Problem: Across all lines of the entries, tally those with the word "renal" in them. The reply is the tally, by itself.

Transcription dataset entries:
-- Opening Marker --

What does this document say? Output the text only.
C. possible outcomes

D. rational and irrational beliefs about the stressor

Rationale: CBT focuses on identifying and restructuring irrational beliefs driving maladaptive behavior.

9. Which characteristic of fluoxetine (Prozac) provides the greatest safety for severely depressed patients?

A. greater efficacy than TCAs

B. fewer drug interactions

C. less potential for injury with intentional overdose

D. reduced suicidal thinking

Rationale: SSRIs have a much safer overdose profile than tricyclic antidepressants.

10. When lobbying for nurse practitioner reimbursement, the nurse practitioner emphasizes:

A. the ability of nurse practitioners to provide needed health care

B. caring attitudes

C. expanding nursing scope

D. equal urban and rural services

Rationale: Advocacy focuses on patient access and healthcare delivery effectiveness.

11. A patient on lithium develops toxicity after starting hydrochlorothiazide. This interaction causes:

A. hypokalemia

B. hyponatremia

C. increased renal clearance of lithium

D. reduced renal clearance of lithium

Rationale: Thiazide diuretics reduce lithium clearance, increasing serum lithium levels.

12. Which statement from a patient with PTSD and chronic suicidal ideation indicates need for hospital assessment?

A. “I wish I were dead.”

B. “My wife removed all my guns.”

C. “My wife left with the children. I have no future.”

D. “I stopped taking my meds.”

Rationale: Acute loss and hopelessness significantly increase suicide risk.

-- Closing Marker --
-- Opening Marker --

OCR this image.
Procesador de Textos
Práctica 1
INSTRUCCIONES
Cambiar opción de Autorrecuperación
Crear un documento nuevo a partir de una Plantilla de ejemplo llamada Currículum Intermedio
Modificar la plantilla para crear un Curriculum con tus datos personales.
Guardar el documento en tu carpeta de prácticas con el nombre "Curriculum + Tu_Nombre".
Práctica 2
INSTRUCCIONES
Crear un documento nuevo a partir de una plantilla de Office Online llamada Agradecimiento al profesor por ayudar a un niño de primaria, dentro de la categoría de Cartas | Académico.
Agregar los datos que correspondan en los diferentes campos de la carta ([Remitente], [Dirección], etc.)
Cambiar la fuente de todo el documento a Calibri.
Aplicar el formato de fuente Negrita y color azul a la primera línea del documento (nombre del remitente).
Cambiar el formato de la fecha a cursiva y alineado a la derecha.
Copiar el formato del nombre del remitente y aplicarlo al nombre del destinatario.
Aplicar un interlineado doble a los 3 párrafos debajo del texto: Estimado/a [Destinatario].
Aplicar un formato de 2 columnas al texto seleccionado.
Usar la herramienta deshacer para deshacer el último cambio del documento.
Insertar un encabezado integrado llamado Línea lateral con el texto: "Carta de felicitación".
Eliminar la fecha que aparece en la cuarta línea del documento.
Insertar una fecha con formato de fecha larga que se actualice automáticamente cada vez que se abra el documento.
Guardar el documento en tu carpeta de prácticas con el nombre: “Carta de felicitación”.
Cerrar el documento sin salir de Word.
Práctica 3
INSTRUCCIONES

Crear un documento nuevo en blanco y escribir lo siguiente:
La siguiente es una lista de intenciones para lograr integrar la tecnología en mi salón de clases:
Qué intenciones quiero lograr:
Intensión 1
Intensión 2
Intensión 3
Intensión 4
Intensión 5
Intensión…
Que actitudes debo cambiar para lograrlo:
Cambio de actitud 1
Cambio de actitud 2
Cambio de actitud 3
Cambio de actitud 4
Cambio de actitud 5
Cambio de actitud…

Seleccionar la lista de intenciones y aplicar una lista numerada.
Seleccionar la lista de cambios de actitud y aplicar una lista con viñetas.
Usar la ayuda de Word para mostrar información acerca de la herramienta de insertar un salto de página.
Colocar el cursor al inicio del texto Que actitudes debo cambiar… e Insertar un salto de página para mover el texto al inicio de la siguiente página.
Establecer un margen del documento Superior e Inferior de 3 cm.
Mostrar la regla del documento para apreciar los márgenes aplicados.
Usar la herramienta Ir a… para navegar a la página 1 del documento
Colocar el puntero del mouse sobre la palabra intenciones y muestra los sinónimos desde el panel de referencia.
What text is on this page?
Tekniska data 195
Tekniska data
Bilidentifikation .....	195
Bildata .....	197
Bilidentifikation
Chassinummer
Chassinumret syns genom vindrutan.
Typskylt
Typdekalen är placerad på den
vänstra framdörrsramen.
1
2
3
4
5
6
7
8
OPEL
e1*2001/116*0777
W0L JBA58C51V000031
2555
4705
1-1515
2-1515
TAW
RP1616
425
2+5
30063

-- Closing Marker --
-- Opening Marker --

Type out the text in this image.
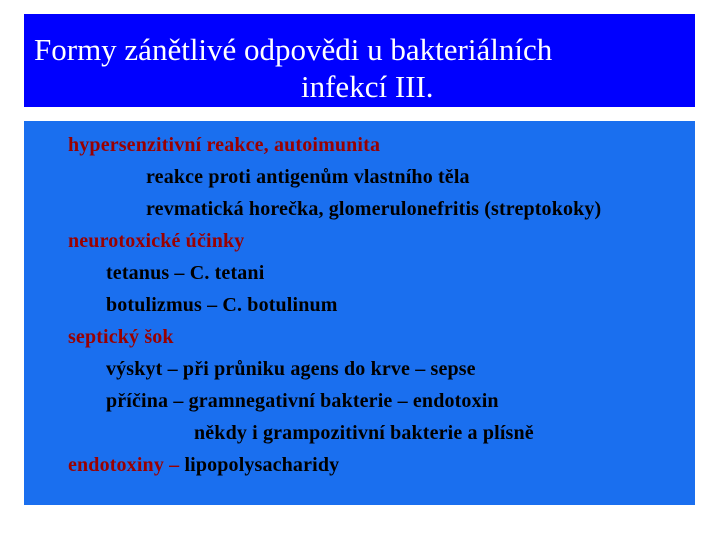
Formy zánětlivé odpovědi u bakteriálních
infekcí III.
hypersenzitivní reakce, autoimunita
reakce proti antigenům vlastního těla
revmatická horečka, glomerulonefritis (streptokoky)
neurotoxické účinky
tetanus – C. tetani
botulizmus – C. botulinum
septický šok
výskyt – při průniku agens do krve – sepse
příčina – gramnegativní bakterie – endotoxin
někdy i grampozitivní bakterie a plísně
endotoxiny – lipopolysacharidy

-- Closing Marker --

Response to the task: 2